● Description of the task: Copy each of the entries below faithfully, setting aside any pictures.

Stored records
★ ★ ★ ★
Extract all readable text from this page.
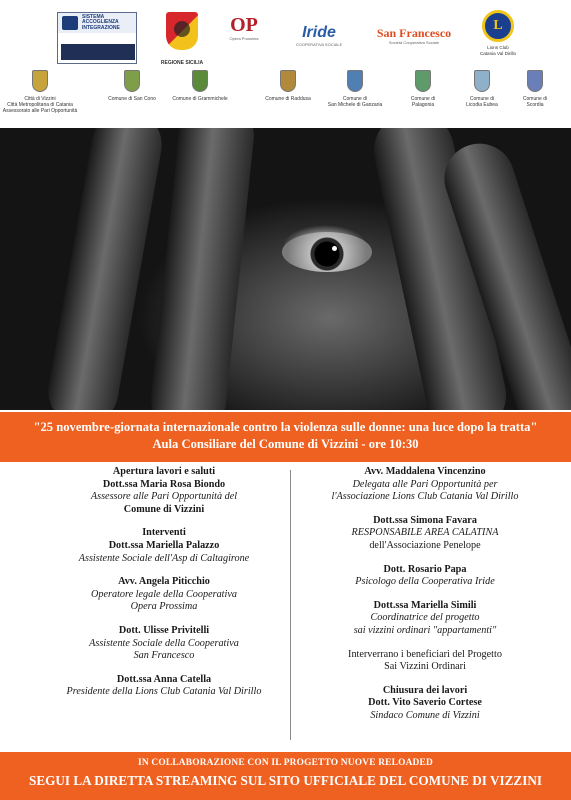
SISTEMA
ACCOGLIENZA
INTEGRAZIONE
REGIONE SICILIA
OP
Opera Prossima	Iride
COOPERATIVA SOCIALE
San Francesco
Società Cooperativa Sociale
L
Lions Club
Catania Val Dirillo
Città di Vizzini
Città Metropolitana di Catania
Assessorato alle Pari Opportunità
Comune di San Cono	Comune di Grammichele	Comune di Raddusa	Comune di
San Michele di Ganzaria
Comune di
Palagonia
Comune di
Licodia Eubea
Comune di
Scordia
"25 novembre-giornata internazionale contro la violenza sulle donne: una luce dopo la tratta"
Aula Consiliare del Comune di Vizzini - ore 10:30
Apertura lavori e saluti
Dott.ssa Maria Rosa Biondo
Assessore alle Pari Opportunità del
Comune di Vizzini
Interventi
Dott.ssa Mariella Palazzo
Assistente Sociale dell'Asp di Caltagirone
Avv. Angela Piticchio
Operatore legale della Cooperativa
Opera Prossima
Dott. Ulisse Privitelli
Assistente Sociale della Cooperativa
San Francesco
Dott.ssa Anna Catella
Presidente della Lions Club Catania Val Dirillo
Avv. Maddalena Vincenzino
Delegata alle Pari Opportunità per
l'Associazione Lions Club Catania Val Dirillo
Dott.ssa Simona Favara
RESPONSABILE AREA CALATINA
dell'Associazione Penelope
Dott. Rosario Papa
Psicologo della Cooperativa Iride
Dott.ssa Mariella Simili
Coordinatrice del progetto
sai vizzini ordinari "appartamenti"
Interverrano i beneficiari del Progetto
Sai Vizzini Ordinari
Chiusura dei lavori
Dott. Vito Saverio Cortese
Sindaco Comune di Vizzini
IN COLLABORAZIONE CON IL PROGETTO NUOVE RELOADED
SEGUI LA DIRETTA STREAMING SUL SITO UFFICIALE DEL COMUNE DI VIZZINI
★ ★ ★ ★
● Task response:
Extract all readable text from this page.
SISTEMA
ACCOGLIENZA
INTEGRAZIONE
REGIONE SICILIA
OP
Opera Prossima	Iride
COOPERATIVA SOCIALE
San Francesco
Società Cooperativa Sociale
L
Lions Club
Catania Val Dirillo
Città di Vizzini
Città Metropolitana di Catania
Assessorato alle Pari Opportunità
Comune di San Cono	Comune di Grammichele	Comune di Raddusa	Comune di
San Michele di Ganzaria
Comune di
Palagonia
Comune di
Licodia Eubea
Comune di
Scordia
"25 novembre-giornata internazionale contro la violenza sulle donne: una luce dopo la tratta"
Aula Consiliare del Comune di Vizzini - ore 10:30
Apertura lavori e saluti
Dott.ssa Maria Rosa Biondo
Assessore alle Pari Opportunità del
Comune di Vizzini
Interventi
Dott.ssa Mariella Palazzo
Assistente Sociale dell'Asp di Caltagirone
Avv. Angela Piticchio
Operatore legale della Cooperativa
Opera Prossima
Dott. Ulisse Privitelli
Assistente Sociale della Cooperativa
San Francesco
Dott.ssa Anna Catella
Presidente della Lions Club Catania Val Dirillo
Avv. Maddalena Vincenzino
Delegata alle Pari Opportunità per
l'Associazione Lions Club Catania Val Dirillo
Dott.ssa Simona Favara
RESPONSABILE AREA CALATINA
dell'Associazione Penelope
Dott. Rosario Papa
Psicologo della Cooperativa Iride
Dott.ssa Mariella Simili
Coordinatrice del progetto
sai vizzini ordinari "appartamenti"
Interverrano i beneficiari del Progetto
Sai Vizzini Ordinari
Chiusura dei lavori
Dott. Vito Saverio Cortese
Sindaco Comune di Vizzini
IN COLLABORAZIONE CON IL PROGETTO NUOVE RELOADED
SEGUI LA DIRETTA STREAMING SUL SITO UFFICIALE DEL COMUNE DI VIZZINI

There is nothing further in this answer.